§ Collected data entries
● ● ● ● ●

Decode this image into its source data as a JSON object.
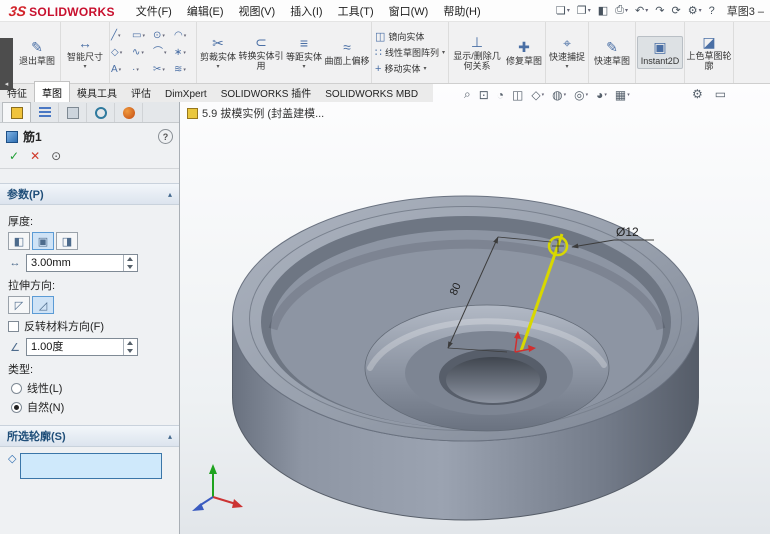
{
  "titlebar": {
    "logo_mark": "3S",
    "logo_text": "SOLIDWORKS",
    "menus": [
      "文件(F)",
      "编辑(E)",
      "视图(V)",
      "插入(I)",
      "工具(T)",
      "窗口(W)",
      "帮助(H)"
    ],
    "glyphs": [
      "❏",
      "❐",
      "◧",
      "⎙",
      "↶",
      "↷",
      "⟳",
      "⚙",
      "?"
    ],
    "doc_title": "草图3 –"
  },
  "ribbon": {
    "buttons": [
      {
        "label": "退出草图",
        "glyph": "✎"
      },
      {
        "label": "智能尺寸",
        "glyph": "↔"
      },
      {
        "label": "剪裁实体",
        "glyph": "✂"
      },
      {
        "label": "转换实体引用",
        "glyph": "⊂"
      },
      {
        "label": "等距实体",
        "glyph": "≡"
      },
      {
        "label": "曲面上偏移",
        "glyph": "≈"
      },
      {
        "label": "镜向实体",
        "glyph": "◫"
      },
      {
        "label": "线性草图阵列",
        "glyph": "∷"
      },
      {
        "label": "移动实体",
        "glyph": "+"
      },
      {
        "label": "显示/删除几何关系",
        "glyph": "⊥"
      },
      {
        "label": "修复草图",
        "glyph": "✚"
      },
      {
        "label": "快速捕捉",
        "glyph": "⌖"
      },
      {
        "label": "快速草图",
        "glyph": "✎"
      },
      {
        "label": "Instant2D",
        "glyph": "▣"
      },
      {
        "label": "上色草图轮廓",
        "glyph": "◪"
      }
    ],
    "sketch_glyphs": [
      "╱",
      "▭",
      "⊙",
      "◠",
      "◇",
      "∿",
      "⌒",
      "∗",
      "A",
      "·",
      "✂",
      "≋"
    ]
  },
  "tabs": [
    "特征",
    "草图",
    "模具工具",
    "评估",
    "DimXpert",
    "SOLIDWORKS 插件",
    "SOLIDWORKS MBD"
  ],
  "headsup": [
    "⌕",
    "⊡",
    "◔",
    "◫",
    "◇",
    "◍",
    "◎",
    "◕",
    "▦"
  ],
  "headsup_right": [
    "⚙",
    "▭"
  ],
  "icons": {
    "caret": "▾",
    "chevron": "▴",
    "check": "✓",
    "cancel": "✕",
    "preview": "⊙",
    "help": "?",
    "diamond": "◇",
    "thickness_first": "◧",
    "thickness_both": "▣",
    "thickness_second": "◨",
    "direction_one": "◸",
    "direction_two": "◿",
    "thickness_param": "↔",
    "draft_param": "∠",
    "collapse_arrow": "◂"
  },
  "panel": {
    "title": "筋1",
    "params_header": "参数(P)",
    "thickness_label": "厚度:",
    "thickness_value": "3.00mm",
    "direction_label": "拉伸方向:",
    "flip_material": "反转材料方向(F)",
    "draft_value": "1.00度",
    "type_label": "类型:",
    "type_linear": "线性(L)",
    "type_natural": "自然(N)",
    "contours_header": "所选轮廓(S)"
  },
  "viewport": {
    "doc_label": "5.9 拔模实例 (封盖建模...",
    "dim_length": "80",
    "dim_diameter": "Ø12"
  }
}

● ● ● ● ●

§ What you are asked to do
Extract all the entries word for word; omit any pictures.

§ Reply to the task
Decode this image into its source data as a JSON object.
{
  "titlebar": {
    "logo_mark": "3S",
    "logo_text": "SOLIDWORKS",
    "menus": [
      "文件(F)",
      "编辑(E)",
      "视图(V)",
      "插入(I)",
      "工具(T)",
      "窗口(W)",
      "帮助(H)"
    ],
    "glyphs": [
      "❏",
      "❐",
      "◧",
      "⎙",
      "↶",
      "↷",
      "⟳",
      "⚙",
      "?"
    ],
    "doc_title": "草图3 –"
  },
  "ribbon": {
    "buttons": [
      {
        "label": "退出草图",
        "glyph": "✎"
      },
      {
        "label": "智能尺寸",
        "glyph": "↔"
      },
      {
        "label": "剪裁实体",
        "glyph": "✂"
      },
      {
        "label": "转换实体引用",
        "glyph": "⊂"
      },
      {
        "label": "等距实体",
        "glyph": "≡"
      },
      {
        "label": "曲面上偏移",
        "glyph": "≈"
      },
      {
        "label": "镜向实体",
        "glyph": "◫"
      },
      {
        "label": "线性草图阵列",
        "glyph": "∷"
      },
      {
        "label": "移动实体",
        "glyph": "+"
      },
      {
        "label": "显示/删除几何关系",
        "glyph": "⊥"
      },
      {
        "label": "修复草图",
        "glyph": "✚"
      },
      {
        "label": "快速捕捉",
        "glyph": "⌖"
      },
      {
        "label": "快速草图",
        "glyph": "✎"
      },
      {
        "label": "Instant2D",
        "glyph": "▣"
      },
      {
        "label": "上色草图轮廓",
        "glyph": "◪"
      }
    ],
    "sketch_glyphs": [
      "╱",
      "▭",
      "⊙",
      "◠",
      "◇",
      "∿",
      "⌒",
      "∗",
      "A",
      "·",
      "✂",
      "≋"
    ]
  },
  "tabs": [
    "特征",
    "草图",
    "模具工具",
    "评估",
    "DimXpert",
    "SOLIDWORKS 插件",
    "SOLIDWORKS MBD"
  ],
  "headsup": [
    "⌕",
    "⊡",
    "◔",
    "◫",
    "◇",
    "◍",
    "◎",
    "◕",
    "▦"
  ],
  "headsup_right": [
    "⚙",
    "▭"
  ],
  "icons": {
    "caret": "▾",
    "chevron": "▴",
    "check": "✓",
    "cancel": "✕",
    "preview": "⊙",
    "help": "?",
    "diamond": "◇",
    "thickness_first": "◧",
    "thickness_both": "▣",
    "thickness_second": "◨",
    "direction_one": "◸",
    "direction_two": "◿",
    "thickness_param": "↔",
    "draft_param": "∠",
    "collapse_arrow": "◂"
  },
  "panel": {
    "title": "筋1",
    "params_header": "参数(P)",
    "thickness_label": "厚度:",
    "thickness_value": "3.00mm",
    "direction_label": "拉伸方向:",
    "flip_material": "反转材料方向(F)",
    "draft_value": "1.00度",
    "type_label": "类型:",
    "type_linear": "线性(L)",
    "type_natural": "自然(N)",
    "contours_header": "所选轮廓(S)"
  },
  "viewport": {
    "doc_label": "5.9 拔模实例 (封盖建模...",
    "dim_length": "80",
    "dim_diameter": "Ø12"
  }
}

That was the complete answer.